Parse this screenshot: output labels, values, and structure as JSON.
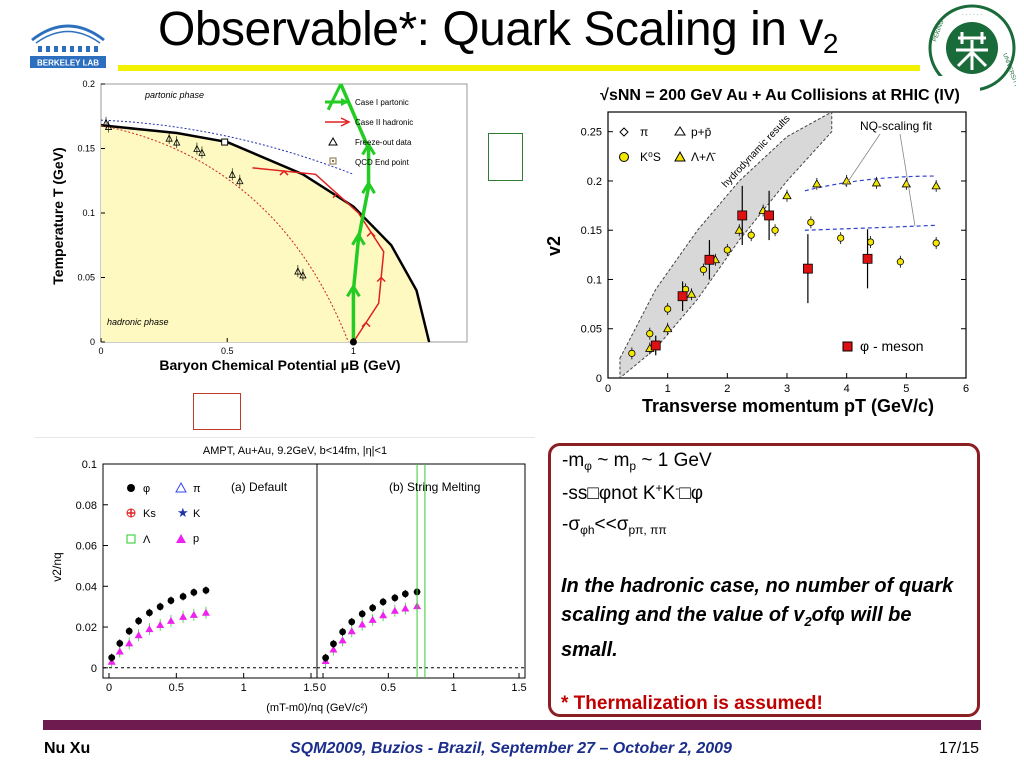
{
  "slide": {
    "title_main": "Observable*: Quark Scaling in v",
    "title_sub": "2",
    "logo_left_text": "BERKELEY LAB",
    "logo_right_text": "PEKING UNIVERSITY",
    "colors": {
      "title_underline": "#f2f200",
      "footer_bar": "#6e1b4f",
      "note_border": "#8a1e22",
      "conference": "#1c2e8c",
      "thermalization": "#c00000"
    }
  },
  "notes": {
    "line1_a": "-m",
    "line1_b": "φ",
    "line1_c": " ~ m",
    "line1_d": "p",
    "line1_e": " ~ 1 GeV",
    "line2_a": "-ss",
    "line2_b": "φnot K",
    "line2_c": "+",
    "line2_d": "K",
    "line2_e": "-",
    "line2_f": "φ",
    "line3_a": "-σ",
    "line3_b": "φh",
    "line3_c": "<<σ",
    "line3_d": "pπ, ππ",
    "italic_a": "In the hadronic case, no number of quark scaling and the value of v",
    "italic_b": "2",
    "italic_c": "of",
    "italic_d": "φ",
    "italic_e": " will be small.",
    "thermalization": "* Thermalization is assumed!"
  },
  "footer": {
    "author": "Nu Xu",
    "conference": "SQM2009, Buzios - Brazil, September 27 – October 2, 2009",
    "page": "17/15"
  },
  "chart_data": [
    {
      "type": "line",
      "title": "",
      "xlabel": "Baryon Chemical Potential μB (GeV)",
      "ylabel": "Temperature T (GeV)",
      "xlim": [
        0,
        1.45
      ],
      "ylim": [
        0,
        0.2
      ],
      "x_ticks": [
        "0",
        "0.5",
        "1"
      ],
      "y_ticks": [
        "0",
        "0.05",
        "0.1",
        "0.15",
        "0.2"
      ],
      "region_labels": [
        "partonic phase",
        "hadronic phase"
      ],
      "legend": [
        "Case I partonic",
        "Case II hadronic",
        "Freeze-out data",
        "QCD End point"
      ],
      "legend_colors": [
        "#22cc22",
        "#e02020",
        "#000000",
        "#8a6d3b"
      ],
      "freezeout_points": [
        [
          0.02,
          0.17
        ],
        [
          0.03,
          0.167
        ],
        [
          0.27,
          0.158
        ],
        [
          0.3,
          0.155
        ],
        [
          0.38,
          0.15
        ],
        [
          0.4,
          0.147
        ],
        [
          0.52,
          0.13
        ],
        [
          0.55,
          0.125
        ],
        [
          0.78,
          0.055
        ],
        [
          0.8,
          0.052
        ]
      ],
      "end_point": [
        0.49,
        0.155
      ],
      "phase_boundary": [
        [
          0,
          0.168
        ],
        [
          0.3,
          0.162
        ],
        [
          0.5,
          0.155
        ],
        [
          0.8,
          0.13
        ],
        [
          1.0,
          0.105
        ],
        [
          1.15,
          0.075
        ],
        [
          1.25,
          0.04
        ],
        [
          1.3,
          0
        ]
      ],
      "case_I": [
        [
          1.0,
          0.0
        ],
        [
          1.0,
          0.04
        ],
        [
          1.02,
          0.08
        ],
        [
          1.06,
          0.12
        ],
        [
          1.06,
          0.15
        ]
      ],
      "case_II": [
        [
          1.0,
          0.0
        ],
        [
          1.1,
          0.03
        ],
        [
          1.12,
          0.07
        ],
        [
          1.02,
          0.1
        ],
        [
          0.85,
          0.13
        ],
        [
          0.6,
          0.135
        ]
      ]
    },
    {
      "type": "scatter",
      "title": "√sNN = 200 GeV Au + Au Collisions at RHIC (IV)",
      "xlabel": "Transverse momentum pT (GeV/c)",
      "ylabel": "v2",
      "xlim": [
        0,
        6
      ],
      "ylim": [
        0,
        0.27
      ],
      "x_ticks": [
        "0",
        "1",
        "2",
        "3",
        "4",
        "5",
        "6"
      ],
      "y_ticks": [
        "0",
        "0.05",
        "0.1",
        "0.15",
        "0.2",
        "0.25"
      ],
      "annotations": [
        "hydrodynamic results",
        "NQ-scaling fit",
        "φ - meson"
      ],
      "legend": [
        "π",
        "p+p̄",
        "K⁰S",
        "Λ+Λ̄"
      ],
      "series": [
        {
          "name": "φ - meson",
          "x": [
            0.8,
            1.25,
            1.7,
            2.25,
            2.7,
            3.35,
            4.35
          ],
          "y": [
            0.033,
            0.083,
            0.12,
            0.165,
            0.165,
            0.111,
            0.121
          ]
        },
        {
          "name": "K⁰S",
          "x": [
            0.4,
            0.7,
            1.0,
            1.3,
            1.6,
            2.0,
            2.4,
            2.8,
            3.4,
            3.9,
            4.4,
            4.9,
            5.5
          ],
          "y": [
            0.025,
            0.045,
            0.07,
            0.09,
            0.11,
            0.13,
            0.145,
            0.15,
            0.158,
            0.142,
            0.138,
            0.118,
            0.137
          ]
        },
        {
          "name": "Λ+Λ̄",
          "x": [
            0.7,
            1.0,
            1.4,
            1.8,
            2.2,
            2.6,
            3.0,
            3.5,
            4.0,
            4.5,
            5.0,
            5.5
          ],
          "y": [
            0.03,
            0.05,
            0.085,
            0.12,
            0.15,
            0.17,
            0.185,
            0.197,
            0.2,
            0.198,
            0.197,
            0.195
          ]
        }
      ]
    },
    {
      "type": "scatter",
      "title": "AMPT, Au+Au, 9.2GeV, b<14fm, |η|<1",
      "panels": [
        "(a) Default",
        "(b) String Melting"
      ],
      "xlabel": "(mT-m0)/nq (GeV/c²)",
      "ylabel": "v2/nq",
      "xlim": [
        0,
        1.5
      ],
      "ylim": [
        -0.005,
        0.1
      ],
      "x_ticks": [
        "0",
        "0.5",
        "1",
        "1.5"
      ],
      "y_ticks": [
        "0",
        "0.02",
        "0.04",
        "0.06",
        "0.08",
        "0.1"
      ],
      "legend": [
        "φ",
        "π",
        "Ks",
        "K",
        "Λ",
        "p"
      ],
      "series": [
        {
          "name": "φ",
          "x": [
            0.02,
            0.08,
            0.15,
            0.22,
            0.3,
            0.38,
            0.46,
            0.55,
            0.63,
            0.72
          ],
          "y": [
            0.005,
            0.012,
            0.018,
            0.023,
            0.027,
            0.03,
            0.033,
            0.035,
            0.037,
            0.038
          ]
        },
        {
          "name": "p",
          "x": [
            0.02,
            0.08,
            0.15,
            0.22,
            0.3,
            0.38,
            0.46,
            0.55,
            0.63,
            0.72
          ],
          "y": [
            0.003,
            0.008,
            0.012,
            0.016,
            0.019,
            0.021,
            0.023,
            0.025,
            0.026,
            0.027
          ]
        }
      ]
    }
  ]
}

= = = =

→ **Problem statement**: Quote each entry above verbatim and drop the pictures.

→ **Worked solution**:
Parse this screenshot: output labels, values, and structure as JSON.
{
  "slide": {
    "title_main": "Observable*: Quark Scaling in v",
    "title_sub": "2",
    "logo_left_text": "BERKELEY LAB",
    "logo_right_text": "PEKING UNIVERSITY",
    "colors": {
      "title_underline": "#f2f200",
      "footer_bar": "#6e1b4f",
      "note_border": "#8a1e22",
      "conference": "#1c2e8c",
      "thermalization": "#c00000"
    }
  },
  "notes": {
    "line1_a": "-m",
    "line1_b": "φ",
    "line1_c": " ~ m",
    "line1_d": "p",
    "line1_e": " ~ 1 GeV",
    "line2_a": "-ss",
    "line2_b": "φnot K",
    "line2_c": "+",
    "line2_d": "K",
    "line2_e": "-",
    "line2_f": "φ",
    "line3_a": "-σ",
    "line3_b": "φh",
    "line3_c": "<<σ",
    "line3_d": "pπ, ππ",
    "italic_a": "In the hadronic case, no number of quark scaling and the value of v",
    "italic_b": "2",
    "italic_c": "of",
    "italic_d": "φ",
    "italic_e": " will be small.",
    "thermalization": "* Thermalization is assumed!"
  },
  "footer": {
    "author": "Nu Xu",
    "conference": "SQM2009, Buzios - Brazil, September 27 – October 2, 2009",
    "page": "17/15"
  },
  "chart_data": [
    {
      "type": "line",
      "title": "",
      "xlabel": "Baryon Chemical Potential μB (GeV)",
      "ylabel": "Temperature T (GeV)",
      "xlim": [
        0,
        1.45
      ],
      "ylim": [
        0,
        0.2
      ],
      "x_ticks": [
        "0",
        "0.5",
        "1"
      ],
      "y_ticks": [
        "0",
        "0.05",
        "0.1",
        "0.15",
        "0.2"
      ],
      "region_labels": [
        "partonic phase",
        "hadronic phase"
      ],
      "legend": [
        "Case I partonic",
        "Case II hadronic",
        "Freeze-out data",
        "QCD End point"
      ],
      "legend_colors": [
        "#22cc22",
        "#e02020",
        "#000000",
        "#8a6d3b"
      ],
      "freezeout_points": [
        [
          0.02,
          0.17
        ],
        [
          0.03,
          0.167
        ],
        [
          0.27,
          0.158
        ],
        [
          0.3,
          0.155
        ],
        [
          0.38,
          0.15
        ],
        [
          0.4,
          0.147
        ],
        [
          0.52,
          0.13
        ],
        [
          0.55,
          0.125
        ],
        [
          0.78,
          0.055
        ],
        [
          0.8,
          0.052
        ]
      ],
      "end_point": [
        0.49,
        0.155
      ],
      "phase_boundary": [
        [
          0,
          0.168
        ],
        [
          0.3,
          0.162
        ],
        [
          0.5,
          0.155
        ],
        [
          0.8,
          0.13
        ],
        [
          1.0,
          0.105
        ],
        [
          1.15,
          0.075
        ],
        [
          1.25,
          0.04
        ],
        [
          1.3,
          0
        ]
      ],
      "case_I": [
        [
          1.0,
          0.0
        ],
        [
          1.0,
          0.04
        ],
        [
          1.02,
          0.08
        ],
        [
          1.06,
          0.12
        ],
        [
          1.06,
          0.15
        ]
      ],
      "case_II": [
        [
          1.0,
          0.0
        ],
        [
          1.1,
          0.03
        ],
        [
          1.12,
          0.07
        ],
        [
          1.02,
          0.1
        ],
        [
          0.85,
          0.13
        ],
        [
          0.6,
          0.135
        ]
      ]
    },
    {
      "type": "scatter",
      "title": "√sNN = 200 GeV Au + Au Collisions at RHIC (IV)",
      "xlabel": "Transverse momentum pT (GeV/c)",
      "ylabel": "v2",
      "xlim": [
        0,
        6
      ],
      "ylim": [
        0,
        0.27
      ],
      "x_ticks": [
        "0",
        "1",
        "2",
        "3",
        "4",
        "5",
        "6"
      ],
      "y_ticks": [
        "0",
        "0.05",
        "0.1",
        "0.15",
        "0.2",
        "0.25"
      ],
      "annotations": [
        "hydrodynamic results",
        "NQ-scaling fit",
        "φ - meson"
      ],
      "legend": [
        "π",
        "p+p̄",
        "K⁰S",
        "Λ+Λ̄"
      ],
      "series": [
        {
          "name": "φ - meson",
          "x": [
            0.8,
            1.25,
            1.7,
            2.25,
            2.7,
            3.35,
            4.35
          ],
          "y": [
            0.033,
            0.083,
            0.12,
            0.165,
            0.165,
            0.111,
            0.121
          ]
        },
        {
          "name": "K⁰S",
          "x": [
            0.4,
            0.7,
            1.0,
            1.3,
            1.6,
            2.0,
            2.4,
            2.8,
            3.4,
            3.9,
            4.4,
            4.9,
            5.5
          ],
          "y": [
            0.025,
            0.045,
            0.07,
            0.09,
            0.11,
            0.13,
            0.145,
            0.15,
            0.158,
            0.142,
            0.138,
            0.118,
            0.137
          ]
        },
        {
          "name": "Λ+Λ̄",
          "x": [
            0.7,
            1.0,
            1.4,
            1.8,
            2.2,
            2.6,
            3.0,
            3.5,
            4.0,
            4.5,
            5.0,
            5.5
          ],
          "y": [
            0.03,
            0.05,
            0.085,
            0.12,
            0.15,
            0.17,
            0.185,
            0.197,
            0.2,
            0.198,
            0.197,
            0.195
          ]
        }
      ]
    },
    {
      "type": "scatter",
      "title": "AMPT, Au+Au, 9.2GeV, b<14fm, |η|<1",
      "panels": [
        "(a) Default",
        "(b) String Melting"
      ],
      "xlabel": "(mT-m0)/nq (GeV/c²)",
      "ylabel": "v2/nq",
      "xlim": [
        0,
        1.5
      ],
      "ylim": [
        -0.005,
        0.1
      ],
      "x_ticks": [
        "0",
        "0.5",
        "1",
        "1.5"
      ],
      "y_ticks": [
        "0",
        "0.02",
        "0.04",
        "0.06",
        "0.08",
        "0.1"
      ],
      "legend": [
        "φ",
        "π",
        "Ks",
        "K",
        "Λ",
        "p"
      ],
      "series": [
        {
          "name": "φ",
          "x": [
            0.02,
            0.08,
            0.15,
            0.22,
            0.3,
            0.38,
            0.46,
            0.55,
            0.63,
            0.72
          ],
          "y": [
            0.005,
            0.012,
            0.018,
            0.023,
            0.027,
            0.03,
            0.033,
            0.035,
            0.037,
            0.038
          ]
        },
        {
          "name": "p",
          "x": [
            0.02,
            0.08,
            0.15,
            0.22,
            0.3,
            0.38,
            0.46,
            0.55,
            0.63,
            0.72
          ],
          "y": [
            0.003,
            0.008,
            0.012,
            0.016,
            0.019,
            0.021,
            0.023,
            0.025,
            0.026,
            0.027
          ]
        }
      ]
    }
  ]
}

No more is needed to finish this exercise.